DO THIS >> Search the records for "Phoenix" and copy each line that holds it.

(Extracted data entries)
----
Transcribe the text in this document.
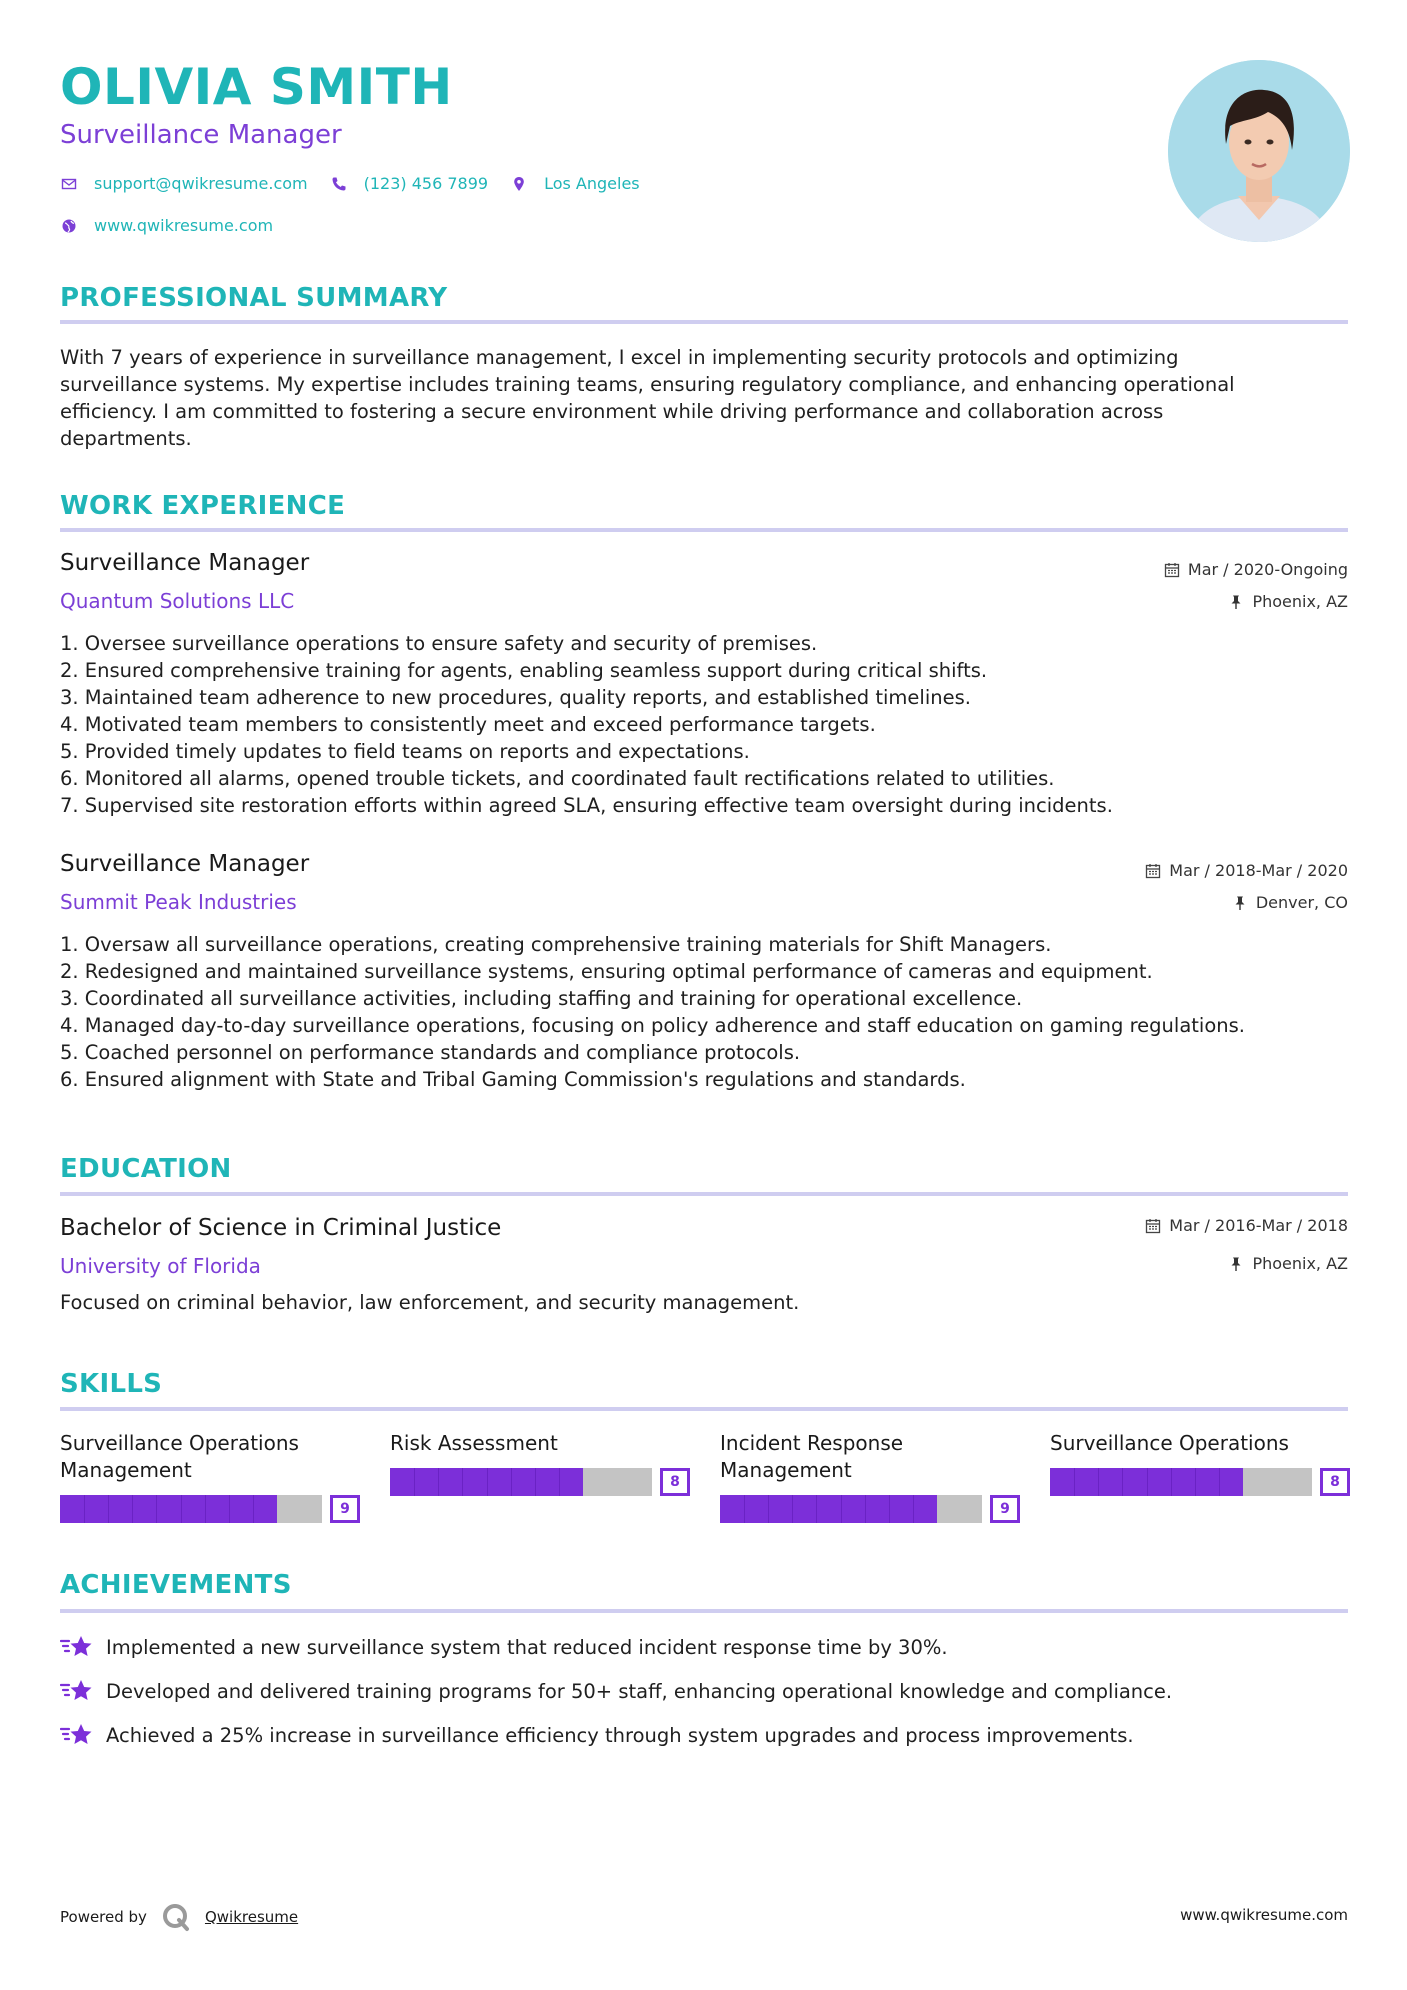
OLIVIA SMITH
Surveillance Manager
support@qwikresume.com	(123) 456 7899	Los Angeles
www.qwikresume.com
PROFESSIONAL SUMMARY
With 7 years of experience in surveillance management, I excel in implementing security protocols and optimizing
surveillance systems. My expertise includes training teams, ensuring regulatory compliance, and enhancing operational
efficiency. I am committed to fostering a secure environment while driving performance and collaboration across
departments.
WORK EXPERIENCE
Surveillance Manager	Mar / 2020-Ongoing
Quantum Solutions LLC	Phoenix, AZ
1. Oversee surveillance operations to ensure safety and security of premises.
2. Ensured comprehensive training for agents, enabling seamless support during critical shifts.
3. Maintained team adherence to new procedures, quality reports, and established timelines.
4. Motivated team members to consistently meet and exceed performance targets.
5. Provided timely updates to field teams on reports and expectations.
6. Monitored all alarms, opened trouble tickets, and coordinated fault rectifications related to utilities.
7. Supervised site restoration efforts within agreed SLA, ensuring effective team oversight during incidents.
Surveillance Manager	Mar / 2018-Mar / 2020
Summit Peak Industries	Denver, CO
1. Oversaw all surveillance operations, creating comprehensive training materials for Shift Managers.
2. Redesigned and maintained surveillance systems, ensuring optimal performance of cameras and equipment.
3. Coordinated all surveillance activities, including staffing and training for operational excellence.
4. Managed day-to-day surveillance operations, focusing on policy adherence and staff education on gaming regulations.
5. Coached personnel on performance standards and compliance protocols.
6. Ensured alignment with State and Tribal Gaming Commission's regulations and standards.
EDUCATION
Bachelor of Science in Criminal Justice	Mar / 2016-Mar / 2018
University of Florida	Phoenix, AZ
Focused on criminal behavior, law enforcement, and security management.
SKILLS
Surveillance Operations
Management
9
Risk Assessment
8
Incident Response
Management
9
Surveillance Operations
8
ACHIEVEMENTS
Implemented a new surveillance system that reduced incident response time by 30%.
Developed and delivered training programs for 50+ staff, enhancing operational knowledge and compliance.
Achieved a 25% increase in surveillance efficiency through system upgrades and process improvements.
Powered by	Qwikresume	www.qwikresume.com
----
RESPONSE BELOW >>
Quantum Solutions LLC	Phoenix, AZ
University of Florida	Phoenix, AZ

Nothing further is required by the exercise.